**REQUIREMENTS**
For the records below, say how many lines contain the string "NVIDIA". Give the number only.

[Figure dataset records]
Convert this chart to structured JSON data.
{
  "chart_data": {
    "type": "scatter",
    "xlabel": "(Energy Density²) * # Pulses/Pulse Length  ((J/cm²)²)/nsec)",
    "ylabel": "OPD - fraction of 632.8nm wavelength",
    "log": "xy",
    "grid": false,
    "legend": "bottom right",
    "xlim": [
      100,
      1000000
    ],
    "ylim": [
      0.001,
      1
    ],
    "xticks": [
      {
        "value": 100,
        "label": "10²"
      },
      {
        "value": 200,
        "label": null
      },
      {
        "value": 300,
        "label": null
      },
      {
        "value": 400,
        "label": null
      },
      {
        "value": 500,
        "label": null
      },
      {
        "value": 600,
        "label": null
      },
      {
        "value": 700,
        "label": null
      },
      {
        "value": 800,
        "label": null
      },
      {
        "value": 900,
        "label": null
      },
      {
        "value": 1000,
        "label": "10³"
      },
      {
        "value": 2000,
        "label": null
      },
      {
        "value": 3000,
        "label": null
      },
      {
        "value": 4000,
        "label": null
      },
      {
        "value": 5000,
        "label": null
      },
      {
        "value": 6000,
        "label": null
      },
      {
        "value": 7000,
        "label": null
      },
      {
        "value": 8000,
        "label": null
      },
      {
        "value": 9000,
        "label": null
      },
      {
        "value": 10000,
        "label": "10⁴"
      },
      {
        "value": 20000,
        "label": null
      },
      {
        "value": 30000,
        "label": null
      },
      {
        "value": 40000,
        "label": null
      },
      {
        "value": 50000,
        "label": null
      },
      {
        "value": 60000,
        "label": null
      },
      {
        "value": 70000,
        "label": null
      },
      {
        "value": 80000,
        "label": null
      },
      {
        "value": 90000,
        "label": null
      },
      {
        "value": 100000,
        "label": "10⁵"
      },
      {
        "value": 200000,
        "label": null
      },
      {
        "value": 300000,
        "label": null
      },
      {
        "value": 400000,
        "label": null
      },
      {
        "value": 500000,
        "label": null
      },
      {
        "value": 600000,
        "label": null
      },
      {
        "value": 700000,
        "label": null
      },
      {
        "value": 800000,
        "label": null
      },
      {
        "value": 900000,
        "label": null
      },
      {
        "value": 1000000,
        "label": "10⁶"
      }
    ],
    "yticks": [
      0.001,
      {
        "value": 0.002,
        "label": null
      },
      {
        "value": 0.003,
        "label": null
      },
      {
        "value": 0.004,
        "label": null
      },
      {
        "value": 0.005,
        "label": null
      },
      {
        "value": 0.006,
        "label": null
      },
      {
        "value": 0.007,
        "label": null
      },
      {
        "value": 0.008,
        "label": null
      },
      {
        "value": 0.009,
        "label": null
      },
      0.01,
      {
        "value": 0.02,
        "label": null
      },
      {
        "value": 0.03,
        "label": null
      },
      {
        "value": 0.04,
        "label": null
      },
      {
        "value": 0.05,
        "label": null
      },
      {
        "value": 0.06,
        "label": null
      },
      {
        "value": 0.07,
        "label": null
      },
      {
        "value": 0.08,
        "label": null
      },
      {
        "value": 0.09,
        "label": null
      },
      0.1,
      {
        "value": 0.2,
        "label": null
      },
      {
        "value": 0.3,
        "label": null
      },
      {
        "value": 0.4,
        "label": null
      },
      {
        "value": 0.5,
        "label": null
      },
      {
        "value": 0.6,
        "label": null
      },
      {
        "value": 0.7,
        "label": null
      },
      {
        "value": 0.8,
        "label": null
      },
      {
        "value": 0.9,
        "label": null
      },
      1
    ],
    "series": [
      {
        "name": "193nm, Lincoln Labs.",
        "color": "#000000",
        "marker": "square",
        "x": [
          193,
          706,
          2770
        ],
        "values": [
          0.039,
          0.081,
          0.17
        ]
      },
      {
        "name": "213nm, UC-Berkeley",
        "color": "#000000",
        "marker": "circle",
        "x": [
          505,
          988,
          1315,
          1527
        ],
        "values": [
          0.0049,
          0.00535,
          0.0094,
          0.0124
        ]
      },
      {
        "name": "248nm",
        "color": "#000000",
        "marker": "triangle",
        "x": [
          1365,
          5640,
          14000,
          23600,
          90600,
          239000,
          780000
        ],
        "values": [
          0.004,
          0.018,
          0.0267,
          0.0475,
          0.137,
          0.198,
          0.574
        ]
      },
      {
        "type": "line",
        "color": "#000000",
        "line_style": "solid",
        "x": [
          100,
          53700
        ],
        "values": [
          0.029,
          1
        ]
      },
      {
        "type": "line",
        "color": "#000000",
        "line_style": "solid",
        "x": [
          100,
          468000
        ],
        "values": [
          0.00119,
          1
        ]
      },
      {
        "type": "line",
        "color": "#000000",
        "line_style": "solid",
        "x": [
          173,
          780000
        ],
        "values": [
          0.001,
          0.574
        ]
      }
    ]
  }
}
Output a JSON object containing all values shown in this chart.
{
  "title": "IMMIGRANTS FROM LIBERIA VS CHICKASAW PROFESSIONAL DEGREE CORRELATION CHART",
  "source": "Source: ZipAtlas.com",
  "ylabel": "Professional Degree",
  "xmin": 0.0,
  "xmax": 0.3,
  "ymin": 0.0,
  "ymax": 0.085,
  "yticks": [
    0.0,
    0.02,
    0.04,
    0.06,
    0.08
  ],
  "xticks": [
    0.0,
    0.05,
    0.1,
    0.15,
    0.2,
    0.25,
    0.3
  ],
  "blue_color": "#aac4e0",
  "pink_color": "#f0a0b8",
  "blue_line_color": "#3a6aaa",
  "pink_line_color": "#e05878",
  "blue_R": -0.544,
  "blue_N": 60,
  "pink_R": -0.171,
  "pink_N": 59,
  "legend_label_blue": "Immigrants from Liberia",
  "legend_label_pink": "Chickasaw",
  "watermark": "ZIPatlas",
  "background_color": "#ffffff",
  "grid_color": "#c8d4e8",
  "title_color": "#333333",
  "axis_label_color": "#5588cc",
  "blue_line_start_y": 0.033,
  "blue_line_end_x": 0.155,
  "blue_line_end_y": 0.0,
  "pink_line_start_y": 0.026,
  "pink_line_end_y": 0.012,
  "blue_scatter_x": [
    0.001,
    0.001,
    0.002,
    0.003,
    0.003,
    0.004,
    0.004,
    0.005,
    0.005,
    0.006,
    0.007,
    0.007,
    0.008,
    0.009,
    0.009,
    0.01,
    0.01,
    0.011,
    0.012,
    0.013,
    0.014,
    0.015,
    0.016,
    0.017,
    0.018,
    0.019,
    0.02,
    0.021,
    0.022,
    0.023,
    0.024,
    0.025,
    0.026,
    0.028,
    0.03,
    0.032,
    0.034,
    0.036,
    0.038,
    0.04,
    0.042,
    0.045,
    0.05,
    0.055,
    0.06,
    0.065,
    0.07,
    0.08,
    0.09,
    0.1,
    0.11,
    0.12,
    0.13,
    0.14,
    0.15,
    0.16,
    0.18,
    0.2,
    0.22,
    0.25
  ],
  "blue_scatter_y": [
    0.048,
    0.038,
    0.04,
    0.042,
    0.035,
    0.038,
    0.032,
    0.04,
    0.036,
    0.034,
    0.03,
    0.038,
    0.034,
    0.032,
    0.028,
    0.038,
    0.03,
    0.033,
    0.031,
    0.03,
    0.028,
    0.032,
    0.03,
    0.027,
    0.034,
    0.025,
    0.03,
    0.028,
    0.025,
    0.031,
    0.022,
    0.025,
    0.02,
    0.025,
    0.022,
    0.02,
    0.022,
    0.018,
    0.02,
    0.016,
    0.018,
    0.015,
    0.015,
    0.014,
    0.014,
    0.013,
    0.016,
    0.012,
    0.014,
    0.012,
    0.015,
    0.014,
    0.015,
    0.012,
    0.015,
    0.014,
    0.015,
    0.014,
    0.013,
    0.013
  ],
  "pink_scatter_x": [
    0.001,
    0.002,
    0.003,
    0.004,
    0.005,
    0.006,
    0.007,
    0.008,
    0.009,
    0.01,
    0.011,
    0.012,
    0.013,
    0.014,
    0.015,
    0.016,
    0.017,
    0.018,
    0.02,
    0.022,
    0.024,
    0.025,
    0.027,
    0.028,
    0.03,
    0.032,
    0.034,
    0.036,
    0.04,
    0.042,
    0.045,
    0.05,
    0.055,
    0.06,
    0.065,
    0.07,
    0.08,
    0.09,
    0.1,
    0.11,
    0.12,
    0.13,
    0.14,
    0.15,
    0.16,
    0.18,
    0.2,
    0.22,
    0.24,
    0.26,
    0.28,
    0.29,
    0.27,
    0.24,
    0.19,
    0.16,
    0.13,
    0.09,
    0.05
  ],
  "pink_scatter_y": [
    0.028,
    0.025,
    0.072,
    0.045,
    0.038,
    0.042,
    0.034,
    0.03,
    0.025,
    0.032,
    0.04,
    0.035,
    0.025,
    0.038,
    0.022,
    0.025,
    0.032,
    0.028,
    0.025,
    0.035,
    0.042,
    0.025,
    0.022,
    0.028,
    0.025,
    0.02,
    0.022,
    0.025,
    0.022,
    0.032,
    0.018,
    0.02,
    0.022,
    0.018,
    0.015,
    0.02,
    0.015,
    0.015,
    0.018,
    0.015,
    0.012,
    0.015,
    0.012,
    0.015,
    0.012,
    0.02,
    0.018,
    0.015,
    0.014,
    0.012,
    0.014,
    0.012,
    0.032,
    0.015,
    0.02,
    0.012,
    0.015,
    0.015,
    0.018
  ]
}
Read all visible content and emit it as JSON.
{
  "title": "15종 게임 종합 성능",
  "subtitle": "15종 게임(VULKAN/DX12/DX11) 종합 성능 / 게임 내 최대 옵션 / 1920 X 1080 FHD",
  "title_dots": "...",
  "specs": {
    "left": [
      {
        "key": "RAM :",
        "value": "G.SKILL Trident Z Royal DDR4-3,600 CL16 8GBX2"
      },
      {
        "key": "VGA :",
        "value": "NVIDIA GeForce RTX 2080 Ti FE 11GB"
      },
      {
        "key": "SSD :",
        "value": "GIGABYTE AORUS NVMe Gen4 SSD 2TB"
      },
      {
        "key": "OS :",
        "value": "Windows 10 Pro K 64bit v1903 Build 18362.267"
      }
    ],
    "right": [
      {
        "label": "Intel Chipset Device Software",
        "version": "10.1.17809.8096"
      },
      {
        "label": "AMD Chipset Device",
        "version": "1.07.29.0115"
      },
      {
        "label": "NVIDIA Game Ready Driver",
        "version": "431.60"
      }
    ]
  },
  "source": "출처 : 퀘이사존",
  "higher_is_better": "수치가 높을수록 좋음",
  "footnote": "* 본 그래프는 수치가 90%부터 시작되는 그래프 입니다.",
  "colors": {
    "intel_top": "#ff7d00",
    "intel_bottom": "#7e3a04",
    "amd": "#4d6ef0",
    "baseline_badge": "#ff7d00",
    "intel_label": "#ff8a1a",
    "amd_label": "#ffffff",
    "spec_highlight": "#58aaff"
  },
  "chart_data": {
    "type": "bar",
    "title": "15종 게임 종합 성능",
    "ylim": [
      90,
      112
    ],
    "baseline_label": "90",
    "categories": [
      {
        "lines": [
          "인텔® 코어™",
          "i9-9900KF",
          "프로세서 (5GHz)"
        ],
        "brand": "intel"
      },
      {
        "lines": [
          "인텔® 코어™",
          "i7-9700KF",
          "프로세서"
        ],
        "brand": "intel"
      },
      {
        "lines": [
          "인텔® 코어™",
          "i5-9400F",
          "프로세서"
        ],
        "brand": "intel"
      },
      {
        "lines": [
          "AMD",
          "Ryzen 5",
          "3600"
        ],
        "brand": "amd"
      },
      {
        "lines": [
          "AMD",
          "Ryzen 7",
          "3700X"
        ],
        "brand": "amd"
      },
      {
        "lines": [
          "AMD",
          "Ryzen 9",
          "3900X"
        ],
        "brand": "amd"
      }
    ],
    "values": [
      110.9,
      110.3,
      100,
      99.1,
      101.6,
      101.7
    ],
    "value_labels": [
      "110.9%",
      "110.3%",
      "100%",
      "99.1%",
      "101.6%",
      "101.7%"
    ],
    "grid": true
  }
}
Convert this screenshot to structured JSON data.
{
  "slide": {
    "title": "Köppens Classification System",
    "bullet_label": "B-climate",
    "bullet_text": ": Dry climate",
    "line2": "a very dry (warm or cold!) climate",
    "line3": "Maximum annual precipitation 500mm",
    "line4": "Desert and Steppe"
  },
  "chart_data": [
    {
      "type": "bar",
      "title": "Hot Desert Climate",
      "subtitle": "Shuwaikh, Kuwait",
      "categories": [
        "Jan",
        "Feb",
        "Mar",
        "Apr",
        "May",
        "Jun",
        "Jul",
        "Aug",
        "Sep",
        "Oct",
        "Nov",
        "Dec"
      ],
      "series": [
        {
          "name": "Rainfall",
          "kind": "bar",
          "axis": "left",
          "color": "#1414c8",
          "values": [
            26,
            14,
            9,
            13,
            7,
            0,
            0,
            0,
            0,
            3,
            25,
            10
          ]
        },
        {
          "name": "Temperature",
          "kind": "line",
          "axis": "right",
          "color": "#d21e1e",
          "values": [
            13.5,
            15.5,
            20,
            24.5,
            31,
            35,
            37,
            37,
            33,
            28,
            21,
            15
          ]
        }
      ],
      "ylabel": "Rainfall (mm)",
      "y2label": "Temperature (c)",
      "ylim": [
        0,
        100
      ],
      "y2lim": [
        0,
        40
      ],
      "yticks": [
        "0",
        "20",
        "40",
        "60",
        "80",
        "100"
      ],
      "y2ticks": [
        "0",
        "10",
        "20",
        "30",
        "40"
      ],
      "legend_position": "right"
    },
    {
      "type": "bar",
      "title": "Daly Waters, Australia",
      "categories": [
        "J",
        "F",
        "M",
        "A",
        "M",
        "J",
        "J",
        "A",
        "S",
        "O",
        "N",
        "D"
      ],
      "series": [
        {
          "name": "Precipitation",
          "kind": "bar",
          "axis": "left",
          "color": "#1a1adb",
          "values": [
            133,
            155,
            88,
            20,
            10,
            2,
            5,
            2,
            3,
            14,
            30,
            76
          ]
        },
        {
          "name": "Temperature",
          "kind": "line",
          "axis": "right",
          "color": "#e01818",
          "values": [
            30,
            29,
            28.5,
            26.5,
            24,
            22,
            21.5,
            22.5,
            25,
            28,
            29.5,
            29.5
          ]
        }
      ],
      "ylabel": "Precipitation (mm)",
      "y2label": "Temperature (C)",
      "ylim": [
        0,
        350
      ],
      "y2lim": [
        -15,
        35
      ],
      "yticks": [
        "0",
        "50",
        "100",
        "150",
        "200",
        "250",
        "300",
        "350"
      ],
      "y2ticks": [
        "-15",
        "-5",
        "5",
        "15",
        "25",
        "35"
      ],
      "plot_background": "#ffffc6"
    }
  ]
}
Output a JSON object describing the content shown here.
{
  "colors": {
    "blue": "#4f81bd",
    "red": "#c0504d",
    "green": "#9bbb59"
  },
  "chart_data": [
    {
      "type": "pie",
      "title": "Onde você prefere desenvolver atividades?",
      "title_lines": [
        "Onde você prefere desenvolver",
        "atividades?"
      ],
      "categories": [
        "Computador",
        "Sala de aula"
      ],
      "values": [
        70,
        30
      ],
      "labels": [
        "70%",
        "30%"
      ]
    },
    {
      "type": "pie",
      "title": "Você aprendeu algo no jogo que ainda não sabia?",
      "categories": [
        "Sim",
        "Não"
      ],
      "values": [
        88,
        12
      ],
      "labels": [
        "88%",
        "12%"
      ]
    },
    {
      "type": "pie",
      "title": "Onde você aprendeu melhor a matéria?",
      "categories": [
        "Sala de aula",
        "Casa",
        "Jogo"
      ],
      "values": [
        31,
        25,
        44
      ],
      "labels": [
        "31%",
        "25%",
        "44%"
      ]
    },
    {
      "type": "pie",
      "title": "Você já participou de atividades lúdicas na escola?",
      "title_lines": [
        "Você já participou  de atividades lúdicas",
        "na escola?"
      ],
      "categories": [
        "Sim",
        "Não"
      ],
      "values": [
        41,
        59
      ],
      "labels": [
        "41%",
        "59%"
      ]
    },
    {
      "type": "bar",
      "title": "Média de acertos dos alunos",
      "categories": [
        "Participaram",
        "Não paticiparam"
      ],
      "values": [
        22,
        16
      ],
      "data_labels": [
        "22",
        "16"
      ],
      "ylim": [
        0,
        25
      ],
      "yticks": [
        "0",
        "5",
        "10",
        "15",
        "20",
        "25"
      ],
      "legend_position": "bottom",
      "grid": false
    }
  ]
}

**RESPONSE FOR THIS EXERCISE**
2